§ Your task:
Repeat the data word for word. Do not include the pictures.
----- Extracted data -----
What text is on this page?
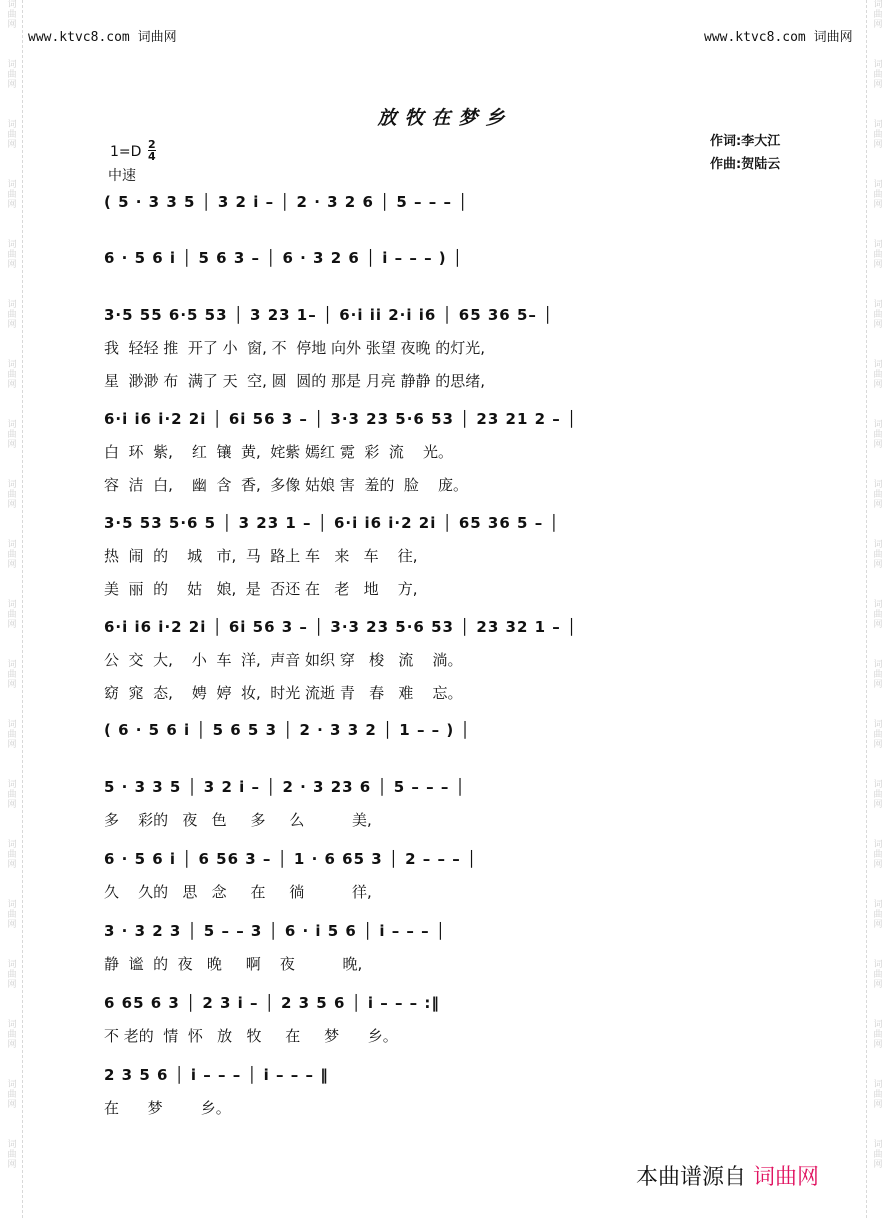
词
曲
网
词
曲
网
词
曲
网
词
曲
网
词
曲
网
词
曲
网
词
曲
网
词
曲
网
词
曲
网
词
曲
网
词
曲
网
词
曲
网
词
曲
网
词
曲
网
词
曲
网
词
曲
网
词
曲
网
词
曲
网
词
曲
网
词
曲
网
词
曲
网
词
曲
网
词
曲
网
词
曲
网
词
曲
网
词
曲
网
词
曲
网
词
曲
网
词
曲
网
词
曲
网
词
曲
网
词
曲
网
词
曲
网
词
曲
网
词
曲
网
词
曲
网
词
曲
网
词
曲
网
词
曲
网
词
曲
网
www.ktvc8.com 词曲网	www.ktvc8.com 词曲网
放牧在梦乡
作词:李大江
作曲:贺陆云
$1=D \frac{2}{4}$
中速
( 5 · 3 3 5 │ 3 2 i – │ 2 · 3 2 6 │ 5 – – – │
6 · 5 6 i │ 5 6 3 – │ 6 · 3 2 6 │ i – – – ) │
3·5 55 6·5 53 │ 3 23 1– │ 6·i ii 2·i i6 │ 65 36 5– │
我  轻轻 推  开了 小  窗, 不  停地 向外 张望 夜晚 的灯光,
星  渺渺 布  满了 天  空, 圆  圆的 那是 月亮 静静 的思绪,
6·i i6 i·2 2i │ 6i 56 3 – │ 3·3 23 5·6 53 │ 23 21 2 – │
白  环  紫,    红  镶  黄,  姹紫 嫣红 霓  彩  流    光。
容  洁  白,    幽  含  香,  多像 姑娘 害  羞的  脸    庞。
3·5 53 5·6 5 │ 3 23 1 – │ 6·i i6 i·2 2i │ 65 36 5 – │
热  闹  的    城   市,  马  路上 车   来   车    往,
美  丽  的    姑   娘,  是  否还 在   老   地    方,
6·i i6 i·2 2i │ 6i 56 3 – │ 3·3 23 5·6 53 │ 23 32 1 – │
公  交  大,    小  车  洋,  声音 如织 穿   梭   流    淌。
窈  窕  态,    娉  婷  妆,  时光 流逝 青   春   难    忘。
( 6 · 5 6 i │ 5 6 5 3 │ 2 · 3 3 2 │ 1 – – ) │
5 · 3 3 5 │ 3 2 i – │ 2 · 3 23 6 │ 5 – – – │
多    彩的   夜   色     多     么          美,
6 · 5 6 i │ 6 56 3 – │ 1 · 6 65 3 │ 2 – – – │
久    久的   思   念     在     徜          徉,
3 · 3 2 3 │ 5 – – 3 │ 6 · i 5 6 │ i – – – │
静  谧  的  夜   晚     啊    夜          晚,
6 65 6 3 │ 2 3 i – │ 2 3 5 6 │ i – – – :‖
不 老的  情  怀   放   牧     在     梦      乡。
2 3 5 6 │ i – – – │ i – – – ‖
在      梦        乡。
本曲谱源自 词曲网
-----
§ Complete response:
What text is on this page?
词
曲
网
词
曲
网
词
曲
网
词
曲
网
词
曲
网
词
曲
网
词
曲
网
词
曲
网
词
曲
网
词
曲
网
词
曲
网
词
曲
网
词
曲
网
词
曲
网
词
曲
网
词
曲
网
词
曲
网
词
曲
网
词
曲
网
词
曲
网
词
曲
网
词
曲
网
词
曲
网
词
曲
网
词
曲
网
词
曲
网
词
曲
网
词
曲
网
词
曲
网
词
曲
网
词
曲
网
词
曲
网
词
曲
网
词
曲
网
词
曲
网
词
曲
网
词
曲
网
词
曲
网
词
曲
网
词
曲
网
www.ktvc8.com 词曲网	www.ktvc8.com 词曲网
放牧在梦乡
作词:李大江
作曲:贺陆云
$1=D \frac{2}{4}$
中速
( 5 · 3 3 5 │ 3 2 i – │ 2 · 3 2 6 │ 5 – – – │
6 · 5 6 i │ 5 6 3 – │ 6 · 3 2 6 │ i – – – ) │
3·5 55 6·5 53 │ 3 23 1– │ 6·i ii 2·i i6 │ 65 36 5– │
我  轻轻 推  开了 小  窗, 不  停地 向外 张望 夜晚 的灯光,
星  渺渺 布  满了 天  空, 圆  圆的 那是 月亮 静静 的思绪,
6·i i6 i·2 2i │ 6i 56 3 – │ 3·3 23 5·6 53 │ 23 21 2 – │
白  环  紫,    红  镶  黄,  姹紫 嫣红 霓  彩  流    光。
容  洁  白,    幽  含  香,  多像 姑娘 害  羞的  脸    庞。
3·5 53 5·6 5 │ 3 23 1 – │ 6·i i6 i·2 2i │ 65 36 5 – │
热  闹  的    城   市,  马  路上 车   来   车    往,
美  丽  的    姑   娘,  是  否还 在   老   地    方,
6·i i6 i·2 2i │ 6i 56 3 – │ 3·3 23 5·6 53 │ 23 32 1 – │
公  交  大,    小  车  洋,  声音 如织 穿   梭   流    淌。
窈  窕  态,    娉  婷  妆,  时光 流逝 青   春   难    忘。
( 6 · 5 6 i │ 5 6 5 3 │ 2 · 3 3 2 │ 1 – – ) │
5 · 3 3 5 │ 3 2 i – │ 2 · 3 23 6 │ 5 – – – │
多    彩的   夜   色     多     么          美,
6 · 5 6 i │ 6 56 3 – │ 1 · 6 65 3 │ 2 – – – │
久    久的   思   念     在     徜          徉,
3 · 3 2 3 │ 5 – – 3 │ 6 · i 5 6 │ i – – – │
静  谧  的  夜   晚     啊    夜          晚,
6 65 6 3 │ 2 3 i – │ 2 3 5 6 │ i – – – :‖
不 老的  情  怀   放   牧     在     梦      乡。
2 3 5 6 │ i – – – │ i – – – ‖
在      梦        乡。
本曲谱源自 词曲网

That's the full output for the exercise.